→ **AIM**
Return every line below as is, leaving out the pictures.
--- START MATERIAL PROVIDED ---
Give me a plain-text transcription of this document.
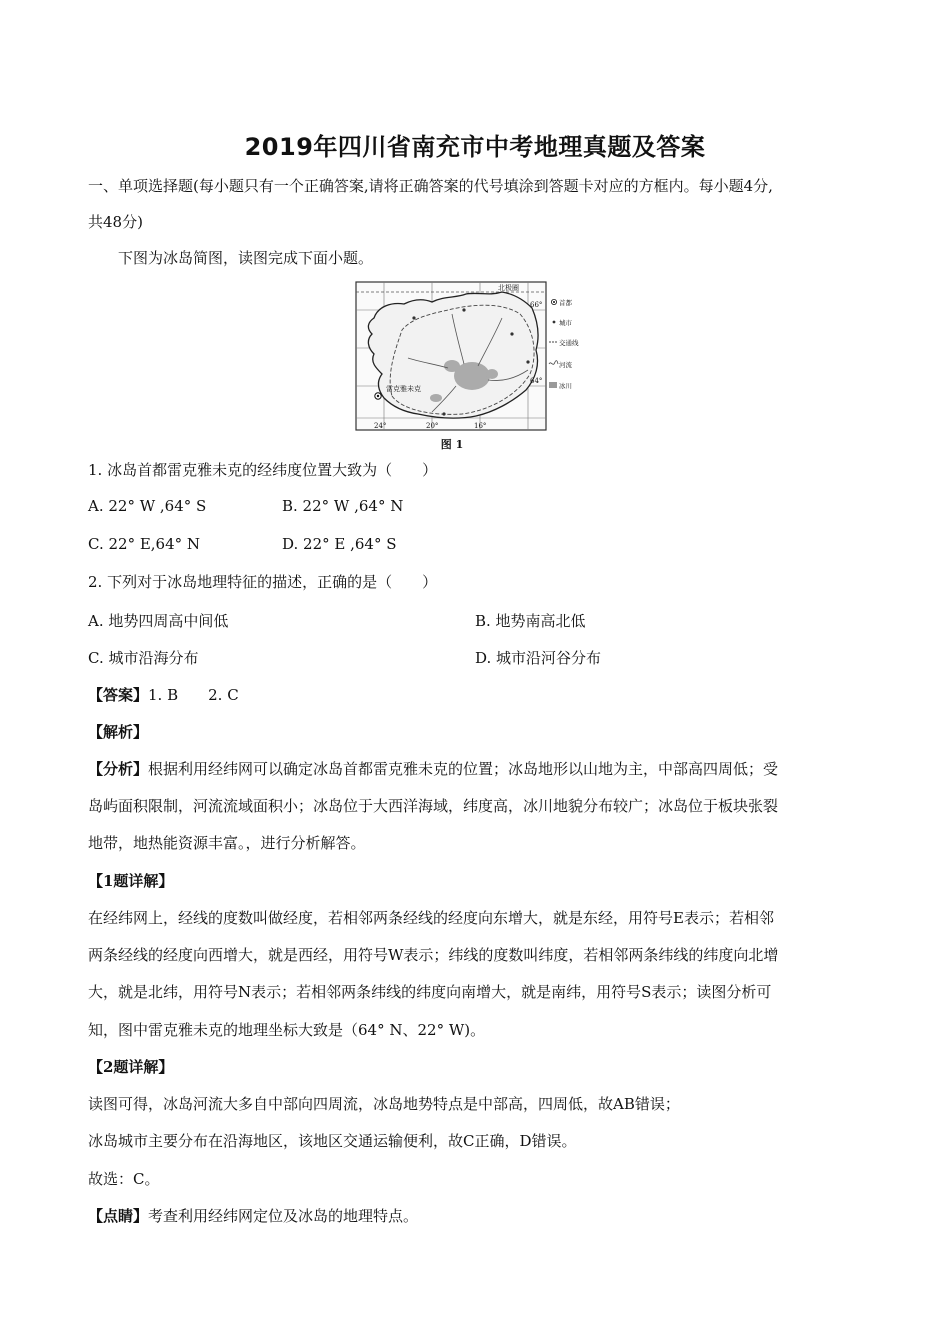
2019年四川省南充市中考地理真题及答案
一、单项选择题(每小题只有一个正确答案,请将正确答案的代号填涂到答题卡对应的方框内。每小题4分,
共48分)
下图为冰岛简图，读图完成下面小题。
雷克雅未克
北极圈
66°
64°
24°	20°	16°
首都
城市
交通线
河流
冰川
图 1
1. 冰岛首都雷克雅未克的经纬度位置大致为（　　）
A. 22° W ,64° S	B. 22° W ,64° N
C. 22° E,64° N	D. 22° E ,64° S
2. 下列对于冰岛地理特征的描述，正确的是（　　）
A. 地势四周高中间低	B. 地势南高北低
C. 城市沿海分布	D. 城市沿河谷分布
【答案】1. B　　2. C
【解析】
【分析】根据利用经纬网可以确定冰岛首都雷克雅未克的位置；冰岛地形以山地为主，中部高四周低；受
岛屿面积限制，河流流域面积小；冰岛位于大西洋海域，纬度高，冰川地貌分布较广；冰岛位于板块张裂
地带，地热能资源丰富。，进行分析解答。
【1题详解】
在经纬网上，经线的度数叫做经度，若相邻两条经线的经度向东增大，就是东经，用符号E表示；若相邻
两条经线的经度向西增大，就是西经，用符号W表示；纬线的度数叫纬度，若相邻两条纬线的纬度向北增
大，就是北纬，用符号N表示；若相邻两条纬线的纬度向南增大，就是南纬，用符号S表示；读图分析可
知，图中雷克雅未克的地理坐标大致是（64° N、22° W)。
【2题详解】
读图可得，冰岛河流大多自中部向四周流，冰岛地势特点是中部高，四周低，故AB错误；
冰岛城市主要分布在沿海地区，该地区交通运输便利，故C正确，D错误。
故选：C。
【点睛】考查利用经纬网定位及冰岛的地理特点。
--- END MATERIAL PROVIDED ---
→ **TASK ANSWER**
Give me a plain-text transcription of this document.
2019年四川省南充市中考地理真题及答案
一、单项选择题(每小题只有一个正确答案,请将正确答案的代号填涂到答题卡对应的方框内。每小题4分,
共48分)
下图为冰岛简图，读图完成下面小题。
雷克雅未克
北极圈
66°
64°
24°	20°	16°
首都
城市
交通线
河流
冰川
图 1
1. 冰岛首都雷克雅未克的经纬度位置大致为（　　）
A. 22° W ,64° S	B. 22° W ,64° N
C. 22° E,64° N	D. 22° E ,64° S
2. 下列对于冰岛地理特征的描述，正确的是（　　）
A. 地势四周高中间低	B. 地势南高北低
C. 城市沿海分布	D. 城市沿河谷分布
【答案】1. B　　2. C
【解析】
【分析】根据利用经纬网可以确定冰岛首都雷克雅未克的位置；冰岛地形以山地为主，中部高四周低；受
岛屿面积限制，河流流域面积小；冰岛位于大西洋海域，纬度高，冰川地貌分布较广；冰岛位于板块张裂
地带，地热能资源丰富。，进行分析解答。
【1题详解】
在经纬网上，经线的度数叫做经度，若相邻两条经线的经度向东增大，就是东经，用符号E表示；若相邻
两条经线的经度向西增大，就是西经，用符号W表示；纬线的度数叫纬度，若相邻两条纬线的纬度向北增
大，就是北纬，用符号N表示；若相邻两条纬线的纬度向南增大，就是南纬，用符号S表示；读图分析可
知，图中雷克雅未克的地理坐标大致是（64° N、22° W)。
【2题详解】
读图可得，冰岛河流大多自中部向四周流，冰岛地势特点是中部高，四周低，故AB错误；
冰岛城市主要分布在沿海地区，该地区交通运输便利，故C正确，D错误。
故选：C。
【点睛】考查利用经纬网定位及冰岛的地理特点。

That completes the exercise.